- What is needed
State how many lines of the data contain the word "были", and write nothing besides the number.

- Data supplied
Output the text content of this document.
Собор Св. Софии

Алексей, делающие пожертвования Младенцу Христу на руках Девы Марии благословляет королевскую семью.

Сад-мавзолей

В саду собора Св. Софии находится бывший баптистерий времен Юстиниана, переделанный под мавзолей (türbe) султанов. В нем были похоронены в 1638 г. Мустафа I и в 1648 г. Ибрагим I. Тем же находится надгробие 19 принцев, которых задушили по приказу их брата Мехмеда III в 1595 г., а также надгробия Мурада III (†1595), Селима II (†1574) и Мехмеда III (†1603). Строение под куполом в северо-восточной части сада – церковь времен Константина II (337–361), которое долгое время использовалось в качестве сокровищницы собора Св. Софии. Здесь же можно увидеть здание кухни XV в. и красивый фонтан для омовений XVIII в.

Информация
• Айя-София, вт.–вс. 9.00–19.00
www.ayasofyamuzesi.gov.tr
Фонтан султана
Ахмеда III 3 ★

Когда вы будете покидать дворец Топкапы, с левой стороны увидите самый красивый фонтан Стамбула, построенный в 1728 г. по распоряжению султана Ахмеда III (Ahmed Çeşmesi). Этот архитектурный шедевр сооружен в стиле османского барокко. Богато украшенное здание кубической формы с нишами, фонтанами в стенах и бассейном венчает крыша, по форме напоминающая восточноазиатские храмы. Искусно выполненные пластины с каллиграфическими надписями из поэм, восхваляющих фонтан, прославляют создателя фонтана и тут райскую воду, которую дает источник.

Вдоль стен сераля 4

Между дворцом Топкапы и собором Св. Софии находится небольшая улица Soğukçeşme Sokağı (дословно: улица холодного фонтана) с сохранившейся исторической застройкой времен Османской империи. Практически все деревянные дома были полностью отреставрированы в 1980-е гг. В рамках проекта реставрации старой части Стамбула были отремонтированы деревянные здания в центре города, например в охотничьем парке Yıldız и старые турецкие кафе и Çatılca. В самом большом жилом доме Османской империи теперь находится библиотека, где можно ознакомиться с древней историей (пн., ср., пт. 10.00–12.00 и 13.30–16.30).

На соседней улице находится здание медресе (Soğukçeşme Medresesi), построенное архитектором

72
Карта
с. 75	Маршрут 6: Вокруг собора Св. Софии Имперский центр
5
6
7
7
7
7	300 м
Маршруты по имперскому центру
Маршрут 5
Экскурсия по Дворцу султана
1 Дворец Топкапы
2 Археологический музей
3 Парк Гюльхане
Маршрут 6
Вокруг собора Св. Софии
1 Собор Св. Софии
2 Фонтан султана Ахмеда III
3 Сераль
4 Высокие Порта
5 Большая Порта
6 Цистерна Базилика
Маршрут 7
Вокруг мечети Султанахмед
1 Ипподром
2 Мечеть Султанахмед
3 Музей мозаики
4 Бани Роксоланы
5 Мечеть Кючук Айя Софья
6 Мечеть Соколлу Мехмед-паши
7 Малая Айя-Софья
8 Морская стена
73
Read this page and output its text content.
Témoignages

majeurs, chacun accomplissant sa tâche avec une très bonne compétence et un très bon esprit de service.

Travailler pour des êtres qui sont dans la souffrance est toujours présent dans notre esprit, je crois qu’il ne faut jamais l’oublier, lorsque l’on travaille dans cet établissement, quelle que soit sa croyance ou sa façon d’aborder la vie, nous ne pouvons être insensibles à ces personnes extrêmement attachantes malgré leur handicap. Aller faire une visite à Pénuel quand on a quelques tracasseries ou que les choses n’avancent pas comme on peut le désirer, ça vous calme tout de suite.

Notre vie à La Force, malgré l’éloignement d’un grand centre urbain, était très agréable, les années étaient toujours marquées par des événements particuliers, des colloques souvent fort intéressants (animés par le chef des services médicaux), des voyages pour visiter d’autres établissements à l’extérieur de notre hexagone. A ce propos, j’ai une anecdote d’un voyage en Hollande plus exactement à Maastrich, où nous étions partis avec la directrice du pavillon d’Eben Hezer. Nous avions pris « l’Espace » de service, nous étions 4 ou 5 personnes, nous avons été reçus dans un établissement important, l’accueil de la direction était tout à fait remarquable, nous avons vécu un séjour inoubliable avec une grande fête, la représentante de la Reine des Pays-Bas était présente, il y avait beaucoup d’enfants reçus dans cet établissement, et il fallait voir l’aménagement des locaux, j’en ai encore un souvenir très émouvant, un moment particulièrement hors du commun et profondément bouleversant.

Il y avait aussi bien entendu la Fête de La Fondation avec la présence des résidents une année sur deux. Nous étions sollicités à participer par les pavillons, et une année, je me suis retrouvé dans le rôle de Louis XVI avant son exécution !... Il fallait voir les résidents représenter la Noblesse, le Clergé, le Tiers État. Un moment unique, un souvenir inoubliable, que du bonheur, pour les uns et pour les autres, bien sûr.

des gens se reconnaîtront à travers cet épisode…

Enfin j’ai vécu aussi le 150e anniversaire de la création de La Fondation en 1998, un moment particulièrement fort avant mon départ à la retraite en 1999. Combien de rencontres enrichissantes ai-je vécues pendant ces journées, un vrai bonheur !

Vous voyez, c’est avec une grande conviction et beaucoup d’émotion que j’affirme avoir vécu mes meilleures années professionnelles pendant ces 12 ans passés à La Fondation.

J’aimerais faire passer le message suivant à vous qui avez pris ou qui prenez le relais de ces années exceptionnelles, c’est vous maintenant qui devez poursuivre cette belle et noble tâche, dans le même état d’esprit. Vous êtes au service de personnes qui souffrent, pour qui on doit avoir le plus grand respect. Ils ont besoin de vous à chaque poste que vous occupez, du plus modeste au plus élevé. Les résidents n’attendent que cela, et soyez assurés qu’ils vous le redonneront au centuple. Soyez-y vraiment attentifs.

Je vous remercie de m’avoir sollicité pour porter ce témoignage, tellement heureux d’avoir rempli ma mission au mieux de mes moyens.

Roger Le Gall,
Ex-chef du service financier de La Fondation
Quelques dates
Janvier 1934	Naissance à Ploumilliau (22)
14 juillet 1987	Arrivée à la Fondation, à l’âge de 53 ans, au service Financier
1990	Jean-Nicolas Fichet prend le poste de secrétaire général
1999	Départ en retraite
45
---
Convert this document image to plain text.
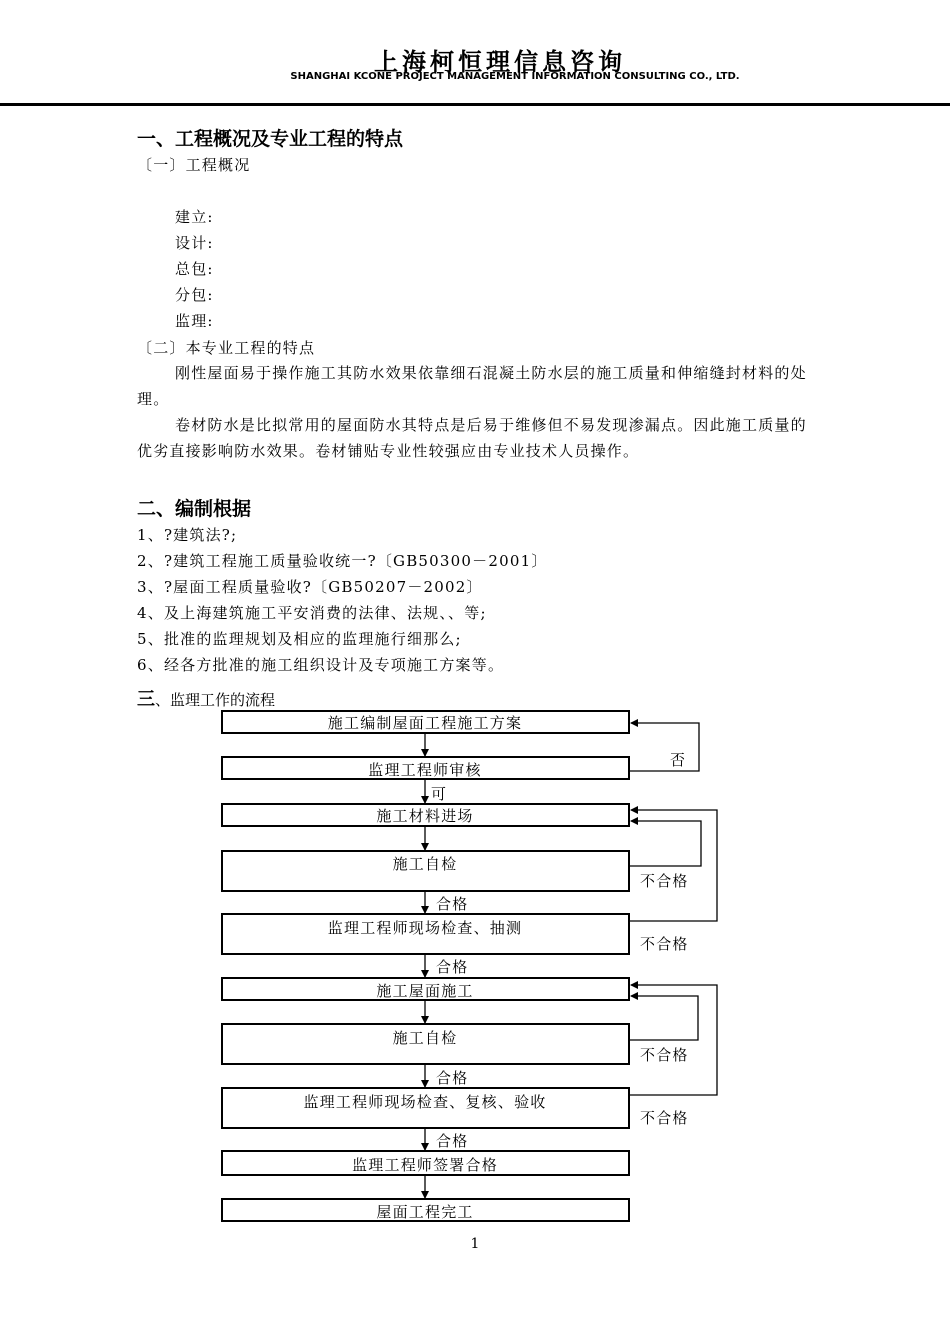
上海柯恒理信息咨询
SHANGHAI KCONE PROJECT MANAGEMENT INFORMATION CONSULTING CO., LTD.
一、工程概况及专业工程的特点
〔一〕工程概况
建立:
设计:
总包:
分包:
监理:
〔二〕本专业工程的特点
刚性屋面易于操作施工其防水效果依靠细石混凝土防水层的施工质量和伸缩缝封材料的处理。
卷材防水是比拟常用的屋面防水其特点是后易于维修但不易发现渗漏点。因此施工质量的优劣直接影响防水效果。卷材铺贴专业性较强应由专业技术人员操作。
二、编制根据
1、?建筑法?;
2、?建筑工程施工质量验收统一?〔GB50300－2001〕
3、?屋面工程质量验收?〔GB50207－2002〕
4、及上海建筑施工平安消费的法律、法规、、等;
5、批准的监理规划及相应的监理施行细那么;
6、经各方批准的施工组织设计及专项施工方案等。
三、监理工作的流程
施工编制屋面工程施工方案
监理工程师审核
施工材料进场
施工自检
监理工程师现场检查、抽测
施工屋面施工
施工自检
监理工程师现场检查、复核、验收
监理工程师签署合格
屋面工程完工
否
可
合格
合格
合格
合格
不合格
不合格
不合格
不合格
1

- Expected answer
2